BEGIN Available records
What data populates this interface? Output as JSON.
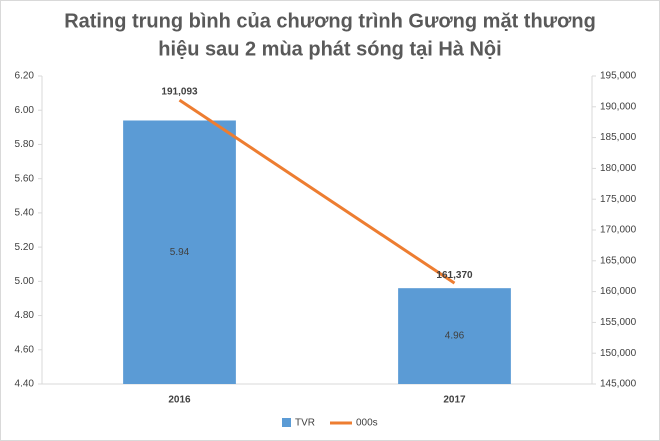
{
  "chart_data": {
    "type": "bar-line",
    "title": [
      "Rating trung bình của chương trình Gương mặt thương",
      "hiệu sau 2 mùa phát sóng tại Hà Nội"
    ],
    "categories": [
      "2016",
      "2017"
    ],
    "series": [
      {
        "name": "TVR",
        "type": "bar",
        "color": "#5b9bd5",
        "values": [
          5.94,
          4.96
        ]
      },
      {
        "name": "000s",
        "type": "line",
        "axis": "y2",
        "color": "#ed7d31",
        "values": [
          191093,
          161370
        ],
        "value_labels": [
          "191,093",
          "161,370"
        ]
      }
    ],
    "ylim": [
      4.4,
      6.2
    ],
    "yticks": [
      {
        "value": 4.4,
        "label": "4.40"
      },
      {
        "value": 4.6,
        "label": "4.60"
      },
      {
        "value": 4.8,
        "label": "4.80"
      },
      {
        "value": 5.0,
        "label": "5.00"
      },
      {
        "value": 5.2,
        "label": "5.20"
      },
      {
        "value": 5.4,
        "label": "5.40"
      },
      {
        "value": 5.6,
        "label": "5.60"
      },
      {
        "value": 5.8,
        "label": "5.80"
      },
      {
        "value": 6.0,
        "label": "6.00"
      },
      {
        "value": 6.2,
        "label": "6.20"
      }
    ],
    "y2lim": [
      145000,
      195000
    ],
    "y2ticks": [
      {
        "value": 145000,
        "label": "145,000"
      },
      {
        "value": 150000,
        "label": "150,000"
      },
      {
        "value": 155000,
        "label": "155,000"
      },
      {
        "value": 160000,
        "label": "160,000"
      },
      {
        "value": 165000,
        "label": "165,000"
      },
      {
        "value": 170000,
        "label": "170,000"
      },
      {
        "value": 175000,
        "label": "175,000"
      },
      {
        "value": 180000,
        "label": "180,000"
      },
      {
        "value": 185000,
        "label": "185,000"
      },
      {
        "value": 190000,
        "label": "190,000"
      },
      {
        "value": 195000,
        "label": "195,000"
      }
    ],
    "legend": "bottom"
  }
}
END Available records
[Written request]: Quote the data exactly, leaving every image out of the copy.

[Written solution]:
What data populates this interface? Output as JSON.
{
  "chart_data": {
    "type": "bar-line",
    "title": [
      "Rating trung bình của chương trình Gương mặt thương",
      "hiệu sau 2 mùa phát sóng tại Hà Nội"
    ],
    "categories": [
      "2016",
      "2017"
    ],
    "series": [
      {
        "name": "TVR",
        "type": "bar",
        "color": "#5b9bd5",
        "values": [
          5.94,
          4.96
        ]
      },
      {
        "name": "000s",
        "type": "line",
        "axis": "y2",
        "color": "#ed7d31",
        "values": [
          191093,
          161370
        ],
        "value_labels": [
          "191,093",
          "161,370"
        ]
      }
    ],
    "ylim": [
      4.4,
      6.2
    ],
    "yticks": [
      {
        "value": 4.4,
        "label": "4.40"
      },
      {
        "value": 4.6,
        "label": "4.60"
      },
      {
        "value": 4.8,
        "label": "4.80"
      },
      {
        "value": 5.0,
        "label": "5.00"
      },
      {
        "value": 5.2,
        "label": "5.20"
      },
      {
        "value": 5.4,
        "label": "5.40"
      },
      {
        "value": 5.6,
        "label": "5.60"
      },
      {
        "value": 5.8,
        "label": "5.80"
      },
      {
        "value": 6.0,
        "label": "6.00"
      },
      {
        "value": 6.2,
        "label": "6.20"
      }
    ],
    "y2lim": [
      145000,
      195000
    ],
    "y2ticks": [
      {
        "value": 145000,
        "label": "145,000"
      },
      {
        "value": 150000,
        "label": "150,000"
      },
      {
        "value": 155000,
        "label": "155,000"
      },
      {
        "value": 160000,
        "label": "160,000"
      },
      {
        "value": 165000,
        "label": "165,000"
      },
      {
        "value": 170000,
        "label": "170,000"
      },
      {
        "value": 175000,
        "label": "175,000"
      },
      {
        "value": 180000,
        "label": "180,000"
      },
      {
        "value": 185000,
        "label": "185,000"
      },
      {
        "value": 190000,
        "label": "190,000"
      },
      {
        "value": 195000,
        "label": "195,000"
      }
    ],
    "legend": "bottom"
  }
}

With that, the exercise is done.